● **OBJECTIVE 1**:
Answer these questions from the catalogue entry on Warhol's Ladies and Gentlemen:
(a) How many screenprints make up the set?
(b) Who sourced the models for the Polaroids, and from which nightclub?
(c) Which art historian called Warhol "the ideal court painter to the 1970s international aristocracy"?
● **OBJECTIVE 2**: Copy word for word the passage of the Warhol catalogue entry starting with "Andy Warhol, Gallery" and going on through "(illus., another example)".

LADIES AND GENTLEMEN, 1975
ANDY WARHOL
set of 10 colour screenprints
85.0 x 67.5 cm each
signed, numbered and dated verso
Warhol Foundation, New York
Jeffrey Ruesch Fine Art, New York
Private collection, New South Wales, acquired from the above in 2001
Andy Warhol’s Ladies and Gentleman, Palazzo Diamante, Ferrara, Italy, October 1975, and Romani Adami, Rome, November 1975 (another example)
Andy Warhol, Gallery of Modern Art, Brisbane, 8 December 2007 – 13 April 2008 (another example)
Feldman, F., and Schellmann, J., Andy Warhol Prints: A Catalogue Raisonné 1962 – 1987, Ronald Feldman Fine Arts, New York, 1997, cat. II.128 – 137, pp. 86 – 87, (illus., another example)
‘Today, stars are their own managers. Before there were people who did this, now you have to do everything yourself. It’s the same with art.’1
Arguably the most influential artist of the twentieth century, Andy Warhol revolutionised modern art, radically altering notions of authorship and commodity to confound distinctions between art and life, ‘high’ and ‘low’ art and above all, between artist and public, whose tastes and values not only came to coincide but became inseparable. Pioneering techniques now commonplace in contemporary art, Warhol employed a vocabulary of mass-produced images from advertising and the celebrity press to present art as essentially another commercial enterprise – an act filled with equal parts indifferent banality, ingenious marketing and celebration. Applauded as a mirror of contemporary American culture in which, he notoriously predicted, everyone would experience (or want to experience) ‘fifteen minutes of fame’, Warhol thus actively cultivated celebrity with his glittering reflections of the upper echelons of society attesting to that aspect of his practice he unapologetically described as ‘business art’. As art historian Robert Rosenblum suggests, his legacy may be considered in the venerable European tradition of portrait painting, with Warhol ‘the ideal court painter to the 1970s international aristocracy that mixed, in wildly varying proportions, wealth, high fashion and brains.’ 2
That Warhol believed anyone could be a star is encapsulated superbly by the present series of glamorous portraits, Ladies and Gentlemen, 1975. While immediately evoking the allure of celebrity, the suite is, however, far removed from the earlier Jackie, Marilyn or Liz portraits which celebrate established personalities and derive from images made ‘public’ by virtue of their appearance in the media. Rather, Warhol here draws inspiration from Polaroid photographs he himself had taken of anonymous drag queens and transsexuals sourced by Interview magazine editor, Bob Colacello, from a Greenwich Village nightclub, ‘The Gilded Grape’. Predominantly of mixed-race and Hispanic origin, these models represented for Warhol the ultimate expression of the movie star presence he so eagerly sought to capture. Drawing heavily upon Hollywood idols, such individuals dedicated their lives to the performance of their self-fashioned personas, becoming manufactured icons in their own right. As Warhol pondered at the time upon the role of gender and artifice in self-image, ‘I wonder whether it’s harder for 1) a man to be a man; 2) a man to be a woman; 3) a woman to be a woman; or 4) a woman to be a man. I don’t really know the answer, but from watching all the different types, I know that the people who think they’re working the hardest are the men trying to be women. They do double-time… I guess it’s interesting to try to be another sex.’3
Bestowing a ‘glamour effect’ through the use of flamboyant colour, pose and accentuation of make-up intended to simulate fictional identities, thus Warhol immortalises anonymous figures of the promiscuous mixed-race American scene at the time denied visibility or marginalised by clichés relegating them to the fringes of community life. While mimicking the celebrity status of his other portraits, in its ambiguity and anonymity the series nevertheless veers away from the commerciality so often associated with Warhol’s work to explore a more abstract and elusive notion of fame. Similarly, the technique of photographic images printed upon torn paper collage employed here departs from Warhol’s highly mechanical silkscreened works of the previous decade to reveal, rather, traces of the artist’s hand - effectively belying his infamous declaration that ‘I just want to be a machine.’4 Indeed, like the best of his achievements, Ladies and Gentlemen remains deliberately enigmatic – Warhol seems to demand that his audience look beyond the visual seduction of the image surface, yet he himself remains ever passive and superficial, elucidating very little in terms of meaning.

(Dataset excerpt)
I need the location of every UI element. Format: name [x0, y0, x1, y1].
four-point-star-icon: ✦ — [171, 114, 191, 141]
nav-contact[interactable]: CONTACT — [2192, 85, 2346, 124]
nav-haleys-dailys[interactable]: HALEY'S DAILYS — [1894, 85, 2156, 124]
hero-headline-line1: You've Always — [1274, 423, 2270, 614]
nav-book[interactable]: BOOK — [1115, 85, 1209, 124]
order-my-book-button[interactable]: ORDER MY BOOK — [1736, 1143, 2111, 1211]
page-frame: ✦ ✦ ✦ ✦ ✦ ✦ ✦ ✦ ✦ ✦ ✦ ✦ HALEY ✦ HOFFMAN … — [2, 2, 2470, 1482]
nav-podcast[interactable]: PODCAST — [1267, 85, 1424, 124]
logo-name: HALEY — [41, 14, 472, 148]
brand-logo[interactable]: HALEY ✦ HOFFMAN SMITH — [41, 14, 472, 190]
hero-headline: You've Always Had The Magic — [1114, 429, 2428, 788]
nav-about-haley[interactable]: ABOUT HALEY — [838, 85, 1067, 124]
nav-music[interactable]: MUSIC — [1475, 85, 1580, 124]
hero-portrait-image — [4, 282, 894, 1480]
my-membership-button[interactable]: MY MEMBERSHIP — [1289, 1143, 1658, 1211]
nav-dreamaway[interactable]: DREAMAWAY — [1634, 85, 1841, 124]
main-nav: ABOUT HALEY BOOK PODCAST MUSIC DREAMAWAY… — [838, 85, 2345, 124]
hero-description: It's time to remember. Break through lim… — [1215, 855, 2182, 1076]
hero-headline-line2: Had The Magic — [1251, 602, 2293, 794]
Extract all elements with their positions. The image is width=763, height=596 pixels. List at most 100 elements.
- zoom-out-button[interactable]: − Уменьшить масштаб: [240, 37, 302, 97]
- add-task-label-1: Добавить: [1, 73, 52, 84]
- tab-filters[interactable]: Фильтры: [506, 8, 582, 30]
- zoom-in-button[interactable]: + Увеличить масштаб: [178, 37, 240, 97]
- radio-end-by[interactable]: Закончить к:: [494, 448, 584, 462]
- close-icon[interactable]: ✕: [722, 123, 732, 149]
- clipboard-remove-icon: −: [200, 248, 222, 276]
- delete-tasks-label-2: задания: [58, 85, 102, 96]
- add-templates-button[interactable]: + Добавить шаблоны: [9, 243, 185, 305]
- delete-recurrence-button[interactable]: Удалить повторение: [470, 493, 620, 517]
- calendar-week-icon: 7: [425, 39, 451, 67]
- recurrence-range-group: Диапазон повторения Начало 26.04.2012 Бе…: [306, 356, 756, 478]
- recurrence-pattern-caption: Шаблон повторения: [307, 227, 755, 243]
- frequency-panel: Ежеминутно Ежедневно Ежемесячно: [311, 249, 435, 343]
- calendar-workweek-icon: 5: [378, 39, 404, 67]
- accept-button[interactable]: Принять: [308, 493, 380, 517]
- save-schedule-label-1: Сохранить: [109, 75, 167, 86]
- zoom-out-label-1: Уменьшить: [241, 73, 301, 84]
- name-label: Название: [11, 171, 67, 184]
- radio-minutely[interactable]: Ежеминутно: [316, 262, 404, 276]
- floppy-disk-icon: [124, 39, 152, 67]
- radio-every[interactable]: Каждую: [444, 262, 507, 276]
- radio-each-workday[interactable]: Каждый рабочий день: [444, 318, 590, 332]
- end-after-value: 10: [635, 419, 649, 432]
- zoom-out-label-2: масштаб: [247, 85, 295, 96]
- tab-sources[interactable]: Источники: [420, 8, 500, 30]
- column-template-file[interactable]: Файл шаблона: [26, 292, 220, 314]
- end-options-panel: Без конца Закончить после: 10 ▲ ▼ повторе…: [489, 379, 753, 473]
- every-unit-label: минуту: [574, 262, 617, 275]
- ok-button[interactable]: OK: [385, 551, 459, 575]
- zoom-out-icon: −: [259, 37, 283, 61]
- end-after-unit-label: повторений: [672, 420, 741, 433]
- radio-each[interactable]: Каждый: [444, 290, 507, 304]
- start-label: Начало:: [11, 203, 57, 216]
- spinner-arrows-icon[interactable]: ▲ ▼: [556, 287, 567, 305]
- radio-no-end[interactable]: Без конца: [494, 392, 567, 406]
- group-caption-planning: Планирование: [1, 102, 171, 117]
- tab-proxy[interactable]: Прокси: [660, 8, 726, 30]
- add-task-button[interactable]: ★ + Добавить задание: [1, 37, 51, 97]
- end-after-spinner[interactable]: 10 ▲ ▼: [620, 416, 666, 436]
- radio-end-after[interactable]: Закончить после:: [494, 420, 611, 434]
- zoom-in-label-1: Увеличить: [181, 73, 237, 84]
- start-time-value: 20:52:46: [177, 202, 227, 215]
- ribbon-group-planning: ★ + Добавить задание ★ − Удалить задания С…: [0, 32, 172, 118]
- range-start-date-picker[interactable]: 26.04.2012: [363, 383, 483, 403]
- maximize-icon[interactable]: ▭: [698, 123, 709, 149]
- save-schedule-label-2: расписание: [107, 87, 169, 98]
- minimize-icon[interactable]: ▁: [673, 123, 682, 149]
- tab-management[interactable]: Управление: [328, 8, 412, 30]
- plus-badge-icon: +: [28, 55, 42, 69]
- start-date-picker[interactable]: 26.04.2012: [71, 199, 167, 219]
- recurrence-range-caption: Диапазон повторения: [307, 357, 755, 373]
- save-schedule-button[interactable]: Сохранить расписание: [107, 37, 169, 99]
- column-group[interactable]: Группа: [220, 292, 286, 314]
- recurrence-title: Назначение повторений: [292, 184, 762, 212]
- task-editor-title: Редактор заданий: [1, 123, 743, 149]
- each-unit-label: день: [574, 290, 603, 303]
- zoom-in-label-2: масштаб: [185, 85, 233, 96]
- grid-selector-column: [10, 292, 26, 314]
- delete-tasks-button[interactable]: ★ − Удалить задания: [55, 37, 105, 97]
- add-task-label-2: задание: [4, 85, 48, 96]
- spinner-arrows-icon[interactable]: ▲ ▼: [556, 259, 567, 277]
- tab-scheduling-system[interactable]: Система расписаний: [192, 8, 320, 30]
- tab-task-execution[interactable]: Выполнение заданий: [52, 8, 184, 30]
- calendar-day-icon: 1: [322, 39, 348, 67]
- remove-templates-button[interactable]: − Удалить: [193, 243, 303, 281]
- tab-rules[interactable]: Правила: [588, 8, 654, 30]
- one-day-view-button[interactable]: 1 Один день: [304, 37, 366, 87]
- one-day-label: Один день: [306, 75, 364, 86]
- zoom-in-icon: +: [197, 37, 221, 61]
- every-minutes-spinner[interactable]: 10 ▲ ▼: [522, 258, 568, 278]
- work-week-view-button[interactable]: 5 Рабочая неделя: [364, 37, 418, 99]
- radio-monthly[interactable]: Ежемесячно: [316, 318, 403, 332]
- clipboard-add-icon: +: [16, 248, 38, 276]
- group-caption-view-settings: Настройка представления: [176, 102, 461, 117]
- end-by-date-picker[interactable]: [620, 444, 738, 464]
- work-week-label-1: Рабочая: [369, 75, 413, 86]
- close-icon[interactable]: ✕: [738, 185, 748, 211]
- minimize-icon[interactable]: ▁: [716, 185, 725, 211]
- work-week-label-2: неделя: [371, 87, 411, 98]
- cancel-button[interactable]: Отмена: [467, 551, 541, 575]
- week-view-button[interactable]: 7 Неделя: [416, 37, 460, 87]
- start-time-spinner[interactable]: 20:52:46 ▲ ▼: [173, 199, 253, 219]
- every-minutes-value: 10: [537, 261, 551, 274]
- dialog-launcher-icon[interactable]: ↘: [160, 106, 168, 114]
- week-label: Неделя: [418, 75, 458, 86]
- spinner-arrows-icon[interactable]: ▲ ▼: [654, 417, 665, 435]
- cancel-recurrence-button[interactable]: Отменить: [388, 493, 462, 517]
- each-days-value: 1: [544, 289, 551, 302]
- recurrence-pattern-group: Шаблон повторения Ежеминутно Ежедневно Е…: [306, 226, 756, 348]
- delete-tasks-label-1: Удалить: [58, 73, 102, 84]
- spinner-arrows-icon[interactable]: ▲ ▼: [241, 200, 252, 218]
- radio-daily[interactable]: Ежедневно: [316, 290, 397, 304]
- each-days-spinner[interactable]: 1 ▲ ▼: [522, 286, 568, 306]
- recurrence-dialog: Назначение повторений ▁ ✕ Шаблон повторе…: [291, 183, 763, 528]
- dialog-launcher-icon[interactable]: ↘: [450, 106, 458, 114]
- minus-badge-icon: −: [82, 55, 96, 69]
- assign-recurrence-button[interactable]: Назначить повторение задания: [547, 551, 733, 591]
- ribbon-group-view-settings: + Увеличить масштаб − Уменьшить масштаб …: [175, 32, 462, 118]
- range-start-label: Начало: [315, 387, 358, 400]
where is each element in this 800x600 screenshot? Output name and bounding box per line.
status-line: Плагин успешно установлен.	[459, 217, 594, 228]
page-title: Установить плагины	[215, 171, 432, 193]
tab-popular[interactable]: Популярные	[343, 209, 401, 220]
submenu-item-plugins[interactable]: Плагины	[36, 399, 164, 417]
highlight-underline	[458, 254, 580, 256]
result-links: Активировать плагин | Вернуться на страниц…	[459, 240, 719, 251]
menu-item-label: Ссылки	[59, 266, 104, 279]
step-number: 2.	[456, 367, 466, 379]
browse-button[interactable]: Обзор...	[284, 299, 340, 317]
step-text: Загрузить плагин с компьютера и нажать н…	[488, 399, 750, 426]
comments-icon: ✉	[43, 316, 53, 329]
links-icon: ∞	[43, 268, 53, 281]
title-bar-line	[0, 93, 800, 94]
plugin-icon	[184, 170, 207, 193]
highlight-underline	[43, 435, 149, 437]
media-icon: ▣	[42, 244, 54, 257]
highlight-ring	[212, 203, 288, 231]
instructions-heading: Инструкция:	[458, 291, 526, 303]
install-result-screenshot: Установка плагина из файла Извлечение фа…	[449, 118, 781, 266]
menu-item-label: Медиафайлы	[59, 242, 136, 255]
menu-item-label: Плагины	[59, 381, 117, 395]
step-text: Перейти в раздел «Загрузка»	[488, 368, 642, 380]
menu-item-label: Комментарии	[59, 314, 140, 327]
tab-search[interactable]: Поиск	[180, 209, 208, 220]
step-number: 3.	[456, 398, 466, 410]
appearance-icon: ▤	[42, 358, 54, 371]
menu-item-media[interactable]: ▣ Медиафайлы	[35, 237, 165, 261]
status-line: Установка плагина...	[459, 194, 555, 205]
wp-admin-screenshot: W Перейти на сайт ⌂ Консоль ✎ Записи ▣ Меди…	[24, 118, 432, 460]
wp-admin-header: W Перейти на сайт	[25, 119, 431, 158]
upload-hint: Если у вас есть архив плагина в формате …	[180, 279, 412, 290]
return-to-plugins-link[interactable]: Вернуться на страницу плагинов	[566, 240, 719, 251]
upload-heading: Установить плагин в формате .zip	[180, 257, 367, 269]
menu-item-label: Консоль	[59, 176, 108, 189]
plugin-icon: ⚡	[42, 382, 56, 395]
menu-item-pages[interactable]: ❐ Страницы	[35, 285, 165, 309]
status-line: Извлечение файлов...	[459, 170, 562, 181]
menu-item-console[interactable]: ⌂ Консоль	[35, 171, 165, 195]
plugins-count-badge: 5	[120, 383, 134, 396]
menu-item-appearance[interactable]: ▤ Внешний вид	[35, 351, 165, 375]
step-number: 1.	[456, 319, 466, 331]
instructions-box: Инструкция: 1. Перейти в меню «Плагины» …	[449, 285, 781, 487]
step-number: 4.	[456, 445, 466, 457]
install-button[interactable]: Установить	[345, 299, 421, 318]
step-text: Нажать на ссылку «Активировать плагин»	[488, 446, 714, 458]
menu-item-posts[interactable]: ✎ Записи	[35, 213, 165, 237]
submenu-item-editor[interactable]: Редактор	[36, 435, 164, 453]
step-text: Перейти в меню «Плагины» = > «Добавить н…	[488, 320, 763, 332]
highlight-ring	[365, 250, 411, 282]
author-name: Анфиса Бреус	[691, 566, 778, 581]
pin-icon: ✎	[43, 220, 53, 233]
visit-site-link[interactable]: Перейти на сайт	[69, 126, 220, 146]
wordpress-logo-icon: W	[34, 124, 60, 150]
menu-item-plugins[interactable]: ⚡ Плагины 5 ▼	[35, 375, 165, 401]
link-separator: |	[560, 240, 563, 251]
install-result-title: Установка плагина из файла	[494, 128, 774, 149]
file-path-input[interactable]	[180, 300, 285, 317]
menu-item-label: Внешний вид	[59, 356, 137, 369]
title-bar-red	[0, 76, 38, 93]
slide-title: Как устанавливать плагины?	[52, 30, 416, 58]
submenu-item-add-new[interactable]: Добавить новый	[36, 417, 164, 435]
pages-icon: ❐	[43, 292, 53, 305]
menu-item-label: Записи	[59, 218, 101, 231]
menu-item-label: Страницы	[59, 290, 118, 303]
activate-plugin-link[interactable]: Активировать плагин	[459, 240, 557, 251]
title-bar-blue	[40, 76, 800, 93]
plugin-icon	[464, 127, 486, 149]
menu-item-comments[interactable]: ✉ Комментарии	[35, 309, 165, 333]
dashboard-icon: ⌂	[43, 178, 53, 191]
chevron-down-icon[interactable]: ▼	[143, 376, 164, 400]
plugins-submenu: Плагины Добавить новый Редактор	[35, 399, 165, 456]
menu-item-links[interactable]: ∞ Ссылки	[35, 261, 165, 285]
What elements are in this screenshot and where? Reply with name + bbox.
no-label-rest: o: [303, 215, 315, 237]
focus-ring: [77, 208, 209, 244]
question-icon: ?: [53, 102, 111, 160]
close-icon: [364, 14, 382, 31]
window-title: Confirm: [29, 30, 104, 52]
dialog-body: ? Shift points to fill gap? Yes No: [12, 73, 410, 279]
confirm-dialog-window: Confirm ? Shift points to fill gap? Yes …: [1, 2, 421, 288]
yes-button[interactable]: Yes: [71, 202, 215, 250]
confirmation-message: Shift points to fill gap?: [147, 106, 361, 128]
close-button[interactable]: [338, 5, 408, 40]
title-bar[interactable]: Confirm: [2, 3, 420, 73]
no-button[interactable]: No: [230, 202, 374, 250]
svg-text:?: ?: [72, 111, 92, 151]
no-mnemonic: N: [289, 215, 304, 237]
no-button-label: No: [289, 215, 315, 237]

● **EXPECTED OUTPUT 1**:
(a) 10
(b) Bob Colacello, editor of Interview magazine, from The Gilded Grape, a Greenwich Village nightclub.
(c) Robert Rosenblum

● **EXPECTED OUTPUT 2**:
Andy Warhol, Gallery of Modern Art, Brisbane, 8 December 2007 – 13 April 2008 (another example)
Feldman, F., and Schellmann, J., Andy Warhol Prints: A Catalogue Raisonné 1962 – 1987, Ronald Feldman Fine Arts, New York, 1997, cat. II.128 – 137, pp. 86 – 87, (illus., another example)